Excerpts from a figure dataset:
◆ ◆ ◆ ◆ ◆ ◆ ◆

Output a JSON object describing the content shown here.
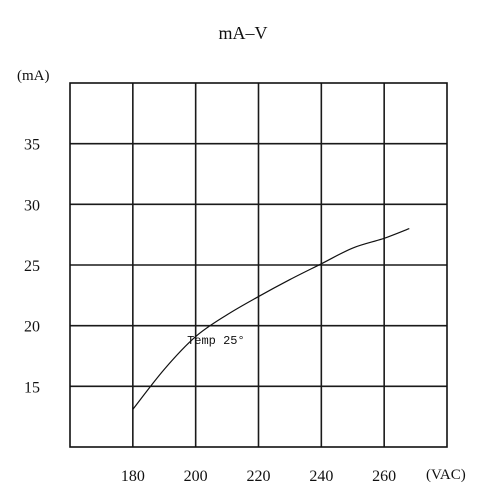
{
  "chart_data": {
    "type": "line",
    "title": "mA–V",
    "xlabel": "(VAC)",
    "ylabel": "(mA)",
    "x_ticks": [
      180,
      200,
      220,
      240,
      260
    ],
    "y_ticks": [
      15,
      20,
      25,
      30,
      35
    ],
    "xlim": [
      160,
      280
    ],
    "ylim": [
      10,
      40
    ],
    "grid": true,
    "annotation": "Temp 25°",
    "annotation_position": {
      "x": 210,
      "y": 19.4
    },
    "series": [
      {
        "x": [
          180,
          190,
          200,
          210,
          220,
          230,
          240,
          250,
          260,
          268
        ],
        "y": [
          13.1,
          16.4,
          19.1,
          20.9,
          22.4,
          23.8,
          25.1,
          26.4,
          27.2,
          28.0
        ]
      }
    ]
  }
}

◆ ◆ ◆ ◆ ◆ ◆ ◆

** GOAL **
Set the entries down again exactly. Do not include the images.

** WORKED ANSWER **
Output a JSON object describing the content shown here.
{
  "chart_data": {
    "type": "line",
    "title": "mA–V",
    "xlabel": "(VAC)",
    "ylabel": "(mA)",
    "x_ticks": [
      180,
      200,
      220,
      240,
      260
    ],
    "y_ticks": [
      15,
      20,
      25,
      30,
      35
    ],
    "xlim": [
      160,
      280
    ],
    "ylim": [
      10,
      40
    ],
    "grid": true,
    "annotation": "Temp 25°",
    "annotation_position": {
      "x": 210,
      "y": 19.4
    },
    "series": [
      {
        "x": [
          180,
          190,
          200,
          210,
          220,
          230,
          240,
          250,
          260,
          268
        ],
        "y": [
          13.1,
          16.4,
          19.1,
          20.9,
          22.4,
          23.8,
          25.1,
          26.4,
          27.2,
          28.0
        ]
      }
    ]
  }
}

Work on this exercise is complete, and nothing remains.